Direction>
All of the lines below are to be transcribed faithfully, with pictures excluded from the copy.

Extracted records
§

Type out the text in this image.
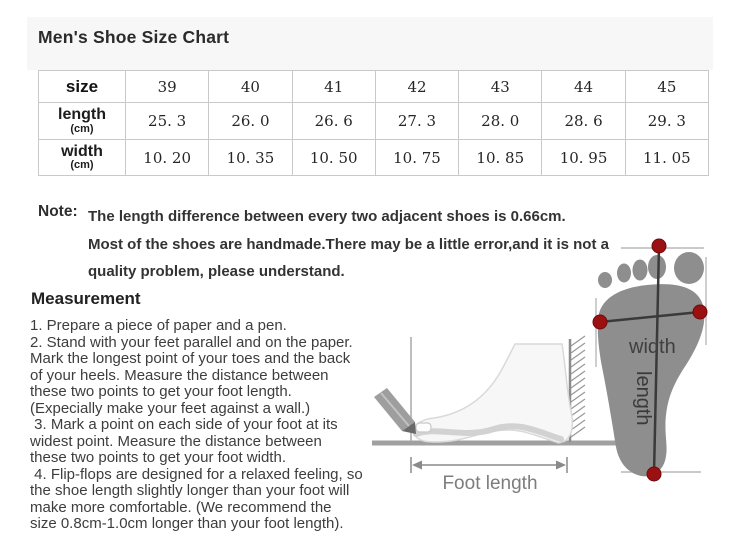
Men's Shoe Size Chart
size	39	40	41	42	43	44	45

length
(cm)	25. 3	26. 0	26. 6	27. 3	28. 0	28. 6	29. 3

width
(cm)	10. 20	10. 35	10. 50	10. 75	10. 85	10. 95	11. 05
Note: The length difference between every two adjacent shoes is 0.66cm.
Most of the shoes are handmade.There may be a little error,and it is not a
quality problem, please understand.
Measurement
1. Prepare a piece of paper and a pen.
2. Stand with your feet parallel and on the paper.
Mark the longest point of your toes and the back
of your heels. Measure the distance between
these two points to get your foot length.
(Expecially make your feet against a wall.)
3. Mark a point on each side of your foot at its
widest point. Measure the distance between
these two points to get your foot width.
4. Flip-flops are designed for a relaxed feeling, so
the shoe length slightly longer than your foot will
make more comfortable. (We recommend the
size 0.8cm-1.0cm longer than your foot length).
Foot length
width
length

§

Answer to this task>
Type out the text in this image.
Men's Shoe Size Chart
size	39	40	41	42	43	44	45

length
(cm)	25. 3	26. 0	26. 6	27. 3	28. 0	28. 6	29. 3

width
(cm)	10. 20	10. 35	10. 50	10. 75	10. 85	10. 95	11. 05
Note: The length difference between every two adjacent shoes is 0.66cm.
Most of the shoes are handmade.There may be a little error,and it is not a
quality problem, please understand.
Measurement
1. Prepare a piece of paper and a pen.
2. Stand with your feet parallel and on the paper.
Mark the longest point of your toes and the back
of your heels. Measure the distance between
these two points to get your foot length.
(Expecially make your feet against a wall.)
3. Mark a point on each side of your foot at its
widest point. Measure the distance between
these two points to get your foot width.
4. Flip-flops are designed for a relaxed feeling, so
the shoe length slightly longer than your foot will
make more comfortable. (We recommend the
size 0.8cm-1.0cm longer than your foot length).
Foot length
width
length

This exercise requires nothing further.